-- start of Stored data --

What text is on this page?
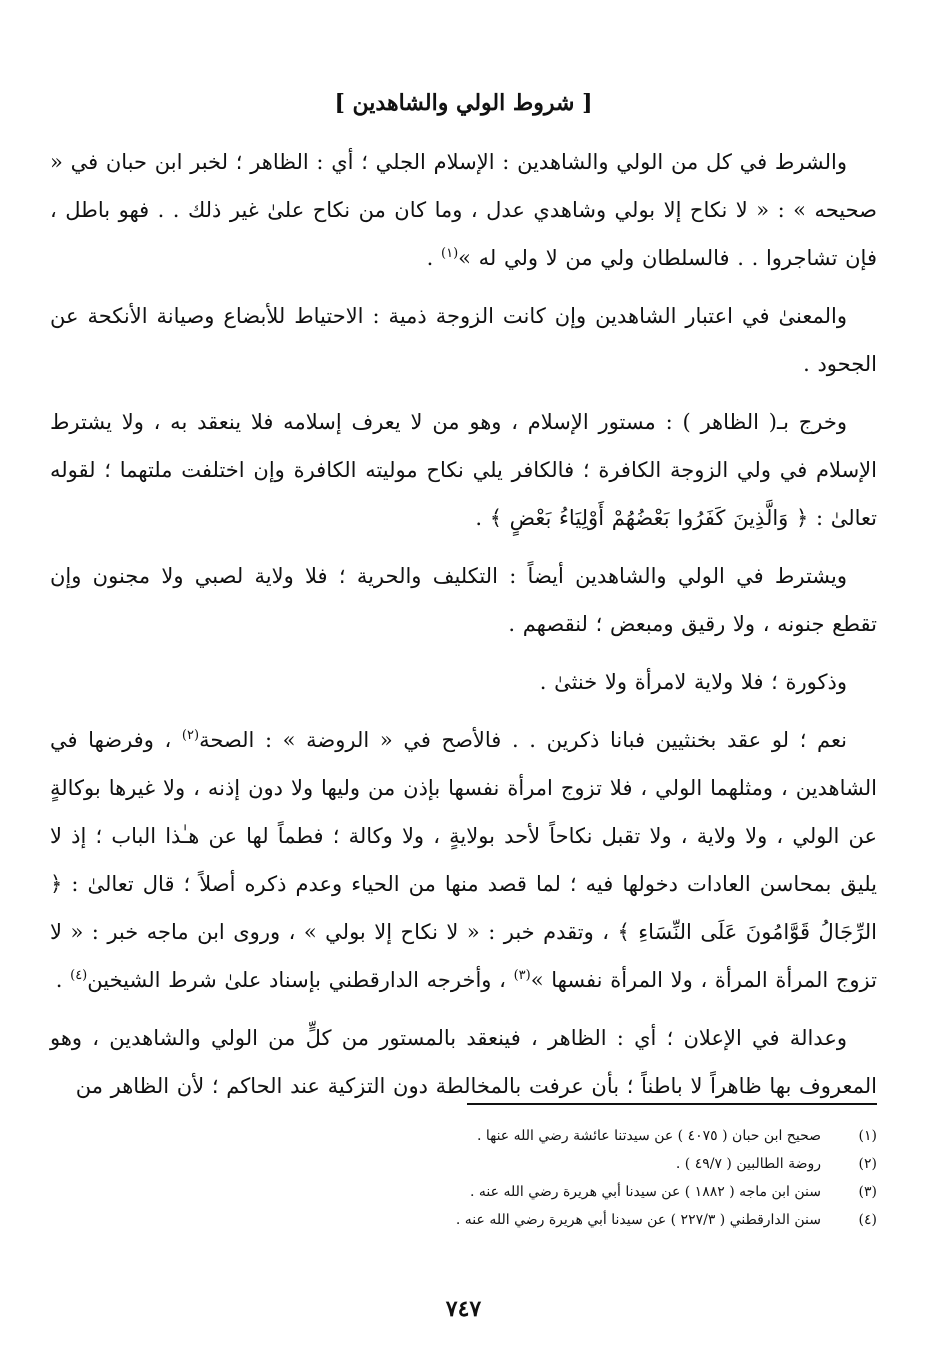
[ شروط الولي والشاهدين ]

والشرط في كل من الولي والشاهدين : الإسلام الجلي ؛ أي : الظاهر ؛ لخبر ابن حبان في « صحيحه » : « لا نكاح إلا بولي وشاهدي عدل ، وما كان من نكاح علىٰ غير ذلك . . فهو باطل ، فإن تشاجروا . . فالسلطان ولي من لا ولي له »$^{(١)}$ .

والمعنىٰ في اعتبار الشاهدين وإن كانت الزوجة ذمية : الاحتياط للأبضاع وصيانة الأنكحة عن الجحود .

وخرج بـ( الظاهر ) : مستور الإسلام ، وهو من لا يعرف إسلامه فلا ينعقد به ، ولا يشترط الإسلام في ولي الزوجة الكافرة ؛ فالكافر يلي نكاح موليته الكافرة وإن اختلفت ملتهما ؛ لقوله تعالىٰ : ﴿ وَالَّذِينَ كَفَرُوا بَعْضُهُمْ أَوْلِيَاءُ بَعْضٍ ﴾ .

ويشترط في الولي والشاهدين أيضاً : التكليف والحرية ؛ فلا ولاية لصبي ولا مجنون وإن تقطع جنونه ، ولا رقيق ومبعض ؛ لنقصهم .

وذكورة ؛ فلا ولاية لامرأة ولا خنثىٰ .

نعم ؛ لو عقد بخنثيين فبانا ذكرين . . فالأصح في « الروضة » : الصحة$^{(٢)}$ ، وفرضها في الشاهدين ، ومثلهما الولي ، فلا تزوج امرأة نفسها بإذن من وليها ولا دون إذنه ، ولا غيرها بوكالةٍ عن الولي ، ولا ولاية ، ولا تقبل نكاحاً لأحد بولايةٍ ، ولا وكالة ؛ فطماً لها عن هـٰذا الباب ؛ إذ لا يليق بمحاسن العادات دخولها فيه ؛ لما قصد منها من الحياء وعدم ذكره أصلاً ؛ قال تعالىٰ : ﴿ الرِّجَالُ قَوَّامُونَ عَلَى النِّسَاءِ ﴾ ، وتقدم خبر : « لا نكاح إلا بولي » ، وروى ابن ماجه خبر : « لا تزوج المرأة المرأة ، ولا المرأة نفسها »$^{(٣)}$ ، وأخرجه الدارقطني بإسناد علىٰ شرط الشيخين$^{(٤)}$ .

وعدالة في الإعلان ؛ أي : الظاهر ، فينعقد بالمستور من كلٍّ من الولي والشاهدين ، وهو المعروف بها ظاهراً لا باطناً ؛ بأن عرفت بالمخالطة دون التزكية عند الحاكم ؛ لأن الظاهر من

(١)
صحيح ابن حبان ( ٤٠٧٥ ) عن سيدتنا عائشة رضي الله عنها .
(٢)
روضة الطالبين ( ٤٩/٧ ) .
(٣)
سنن ابن ماجه ( ١٨٨٢ ) عن سيدنا أبي هريرة رضي الله عنه .
(٤)
سنن الدارقطني ( ٢٢٧/٣ ) عن سيدنا أبي هريرة رضي الله عنه .
٧٤٧
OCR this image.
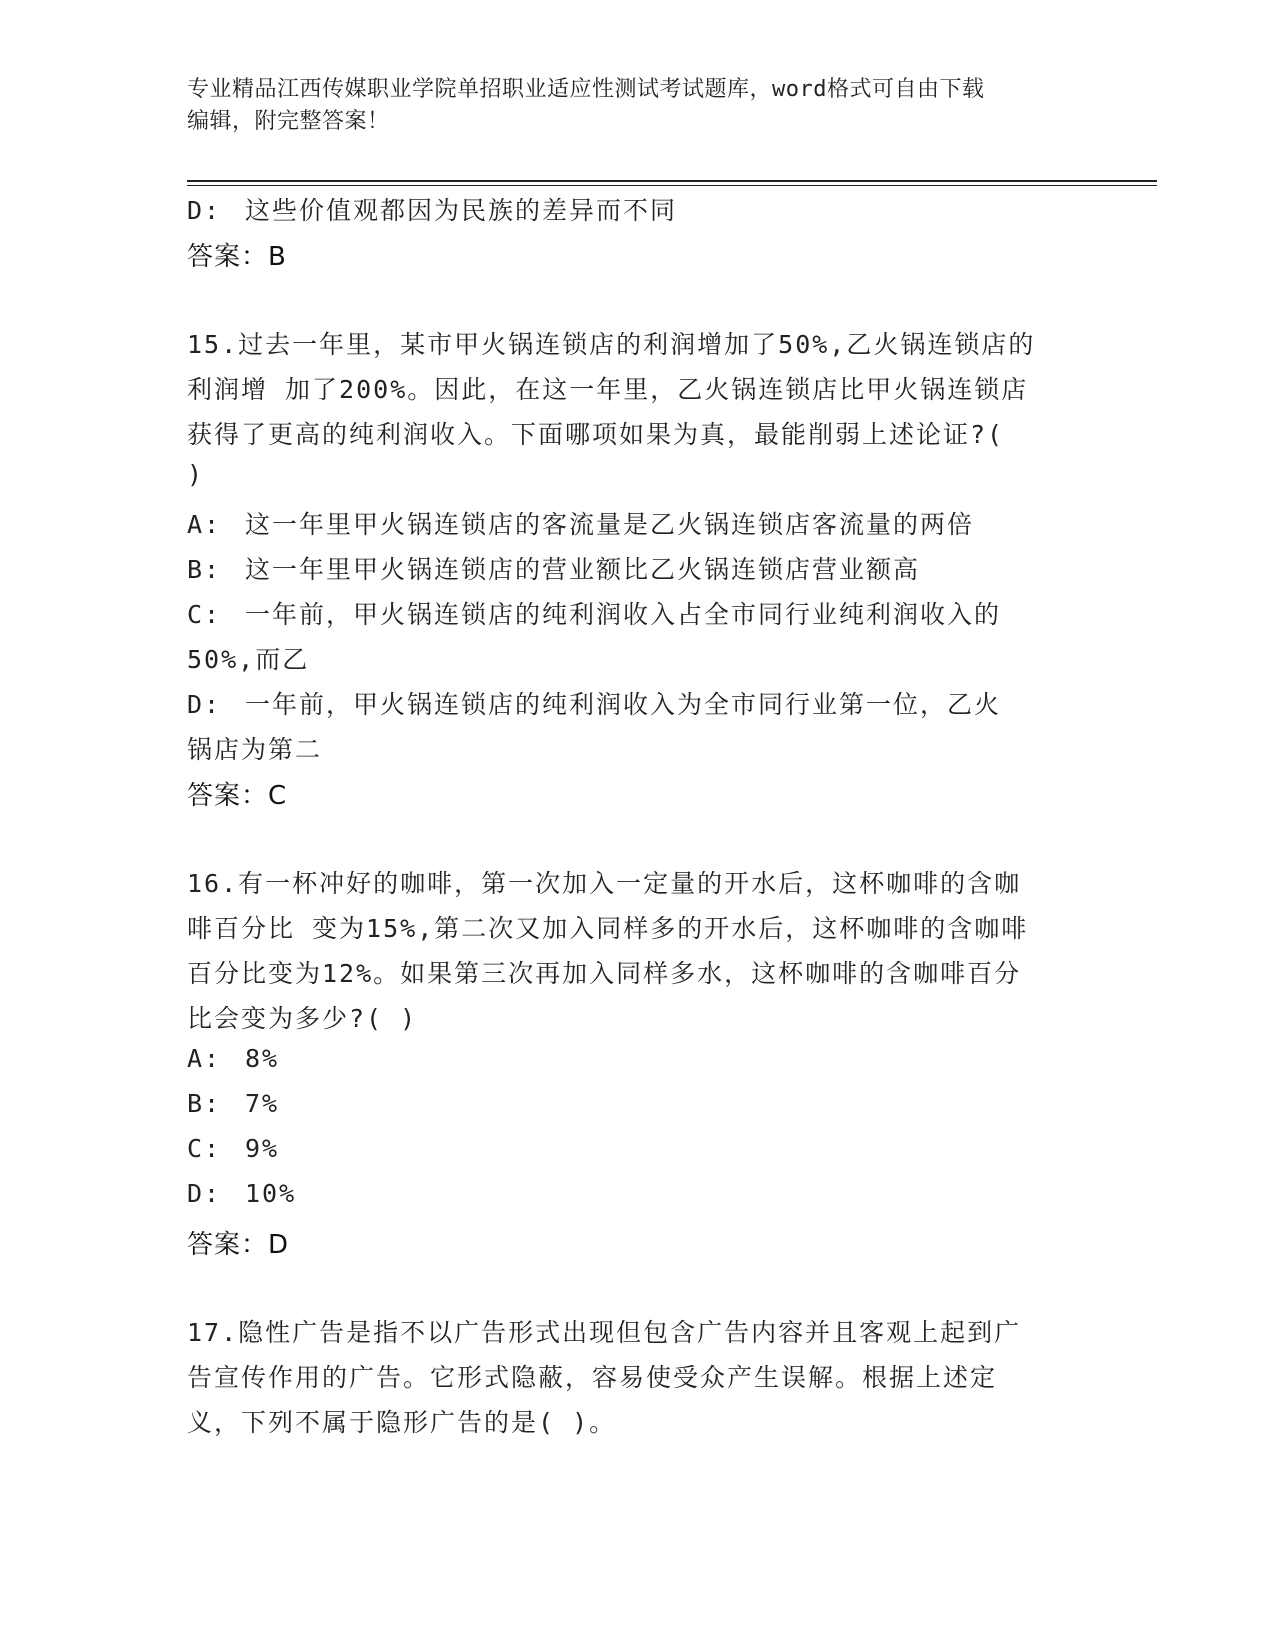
专业精品江西传媒职业学院单招职业适应性测试考试题库，word格式可自由下载
编辑，附完整答案！
D: 这些价值观都因为民族的差异而不同
答案：B
15.过去一年里，某市甲火锅连锁店的利润增加了50%,乙火锅连锁店的
利润增 加了200%。因此，在这一年里，乙火锅连锁店比甲火锅连锁店
获得了更高的纯利润收入。下面哪项如果为真，最能削弱上述论证?(
)
A: 这一年里甲火锅连锁店的客流量是乙火锅连锁店客流量的两倍
B: 这一年里甲火锅连锁店的营业额比乙火锅连锁店营业额高
C: 一年前，甲火锅连锁店的纯利润收入占全市同行业纯利润收入的
50%,而乙
D: 一年前，甲火锅连锁店的纯利润收入为全市同行业第一位，乙火
锅店为第二
答案：C
16.有一杯冲好的咖啡，第一次加入一定量的开水后，这杯咖啡的含咖
啡百分比 变为15%,第二次又加入同样多的开水后，这杯咖啡的含咖啡
百分比变为12%。如果第三次再加入同样多水，这杯咖啡的含咖啡百分
比会变为多少?( )
A: 8%
B: 7%
C: 9%
D: 10%
答案：D
17.隐性广告是指不以广告形式出现但包含广告内容并且客观上起到广
告宣传作用的广告。它形式隐蔽，容易使受众产生误解。根据上述定
义，下列不属于隐形广告的是( )。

-- end of Stored data --

Prompt | Repeat verbatim the range of lines that opens at the line containing "OCR this image." and closes at the last line of the entries, excluding all pictures.

Exercise output |
OCR this image.
专业精品江西传媒职业学院单招职业适应性测试考试题库，word格式可自由下载
编辑，附完整答案！
D: 这些价值观都因为民族的差异而不同
答案：B
15.过去一年里，某市甲火锅连锁店的利润增加了50%,乙火锅连锁店的
利润增 加了200%。因此，在这一年里，乙火锅连锁店比甲火锅连锁店
获得了更高的纯利润收入。下面哪项如果为真，最能削弱上述论证?(
)
A: 这一年里甲火锅连锁店的客流量是乙火锅连锁店客流量的两倍
B: 这一年里甲火锅连锁店的营业额比乙火锅连锁店营业额高
C: 一年前，甲火锅连锁店的纯利润收入占全市同行业纯利润收入的
50%,而乙
D: 一年前，甲火锅连锁店的纯利润收入为全市同行业第一位，乙火
锅店为第二
答案：C
16.有一杯冲好的咖啡，第一次加入一定量的开水后，这杯咖啡的含咖
啡百分比 变为15%,第二次又加入同样多的开水后，这杯咖啡的含咖啡
百分比变为12%。如果第三次再加入同样多水，这杯咖啡的含咖啡百分
比会变为多少?( )
A: 8%
B: 7%
C: 9%
D: 10%
答案：D
17.隐性广告是指不以广告形式出现但包含广告内容并且客观上起到广
告宣传作用的广告。它形式隐蔽，容易使受众产生误解。根据上述定
义，下列不属于隐形广告的是( )。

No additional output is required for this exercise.